Excerpts from a figure dataset:

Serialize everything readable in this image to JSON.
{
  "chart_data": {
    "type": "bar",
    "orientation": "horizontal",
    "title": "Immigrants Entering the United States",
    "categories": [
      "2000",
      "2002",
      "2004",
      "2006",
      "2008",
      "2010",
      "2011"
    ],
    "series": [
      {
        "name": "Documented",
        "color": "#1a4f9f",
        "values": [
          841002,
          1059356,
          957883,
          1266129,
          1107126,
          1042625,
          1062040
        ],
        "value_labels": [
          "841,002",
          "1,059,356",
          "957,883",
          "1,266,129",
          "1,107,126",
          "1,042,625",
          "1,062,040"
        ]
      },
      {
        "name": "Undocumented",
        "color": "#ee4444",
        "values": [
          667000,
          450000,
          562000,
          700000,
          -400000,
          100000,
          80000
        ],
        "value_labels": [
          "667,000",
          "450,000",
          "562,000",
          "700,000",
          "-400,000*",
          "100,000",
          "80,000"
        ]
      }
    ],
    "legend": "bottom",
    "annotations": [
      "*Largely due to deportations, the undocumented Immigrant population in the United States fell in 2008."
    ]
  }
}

OBJECTIVE: Count the lines that include the word "States" and state the result as a bare number.

ANSWER TO THIS EXERCISE: 2